(Figure dataset records)
# # # #

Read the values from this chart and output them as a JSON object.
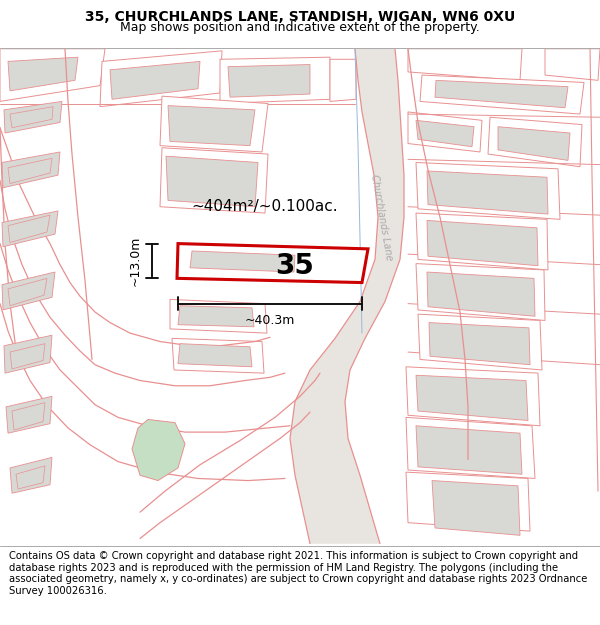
{
  "title_line1": "35, CHURCHLANDS LANE, STANDISH, WIGAN, WN6 0XU",
  "title_line2": "Map shows position and indicative extent of the property.",
  "footer_text": "Contains OS data © Crown copyright and database right 2021. This information is subject to Crown copyright and database rights 2023 and is reproduced with the permission of HM Land Registry. The polygons (including the associated geometry, namely x, y co-ordinates) are subject to Crown copyright and database rights 2023 Ordnance Survey 100026316.",
  "area_label": "~404m²/~0.100ac.",
  "width_label": "~40.3m",
  "height_label": "~13.0m",
  "plot_number": "35",
  "map_bg": "#ffffff",
  "building_fill": "#d8d8d5",
  "red_line_color": "#cc0000",
  "pink_line_color": "#e89090",
  "dim_line_color": "#111111",
  "road_label_color": "#aaaaaa",
  "road_fill": "#e8e4df",
  "green_area_color": "#c5dfc5",
  "blue_line_color": "#9ab8d8",
  "title_fontsize": 10,
  "subtitle_fontsize": 9,
  "footer_fontsize": 7.2
}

# # # #

Copy every line of the data exactly as written, excluding the pictures.

Read the values from this chart and output them as a JSON object.
{
  "title_line1": "35, CHURCHLANDS LANE, STANDISH, WIGAN, WN6 0XU",
  "title_line2": "Map shows position and indicative extent of the property.",
  "footer_text": "Contains OS data © Crown copyright and database right 2021. This information is subject to Crown copyright and database rights 2023 and is reproduced with the permission of HM Land Registry. The polygons (including the associated geometry, namely x, y co-ordinates) are subject to Crown copyright and database rights 2023 Ordnance Survey 100026316.",
  "area_label": "~404m²/~0.100ac.",
  "width_label": "~40.3m",
  "height_label": "~13.0m",
  "plot_number": "35",
  "map_bg": "#ffffff",
  "building_fill": "#d8d8d5",
  "red_line_color": "#cc0000",
  "pink_line_color": "#e89090",
  "dim_line_color": "#111111",
  "road_label_color": "#aaaaaa",
  "road_fill": "#e8e4df",
  "green_area_color": "#c5dfc5",
  "blue_line_color": "#9ab8d8",
  "title_fontsize": 10,
  "subtitle_fontsize": 9,
  "footer_fontsize": 7.2
}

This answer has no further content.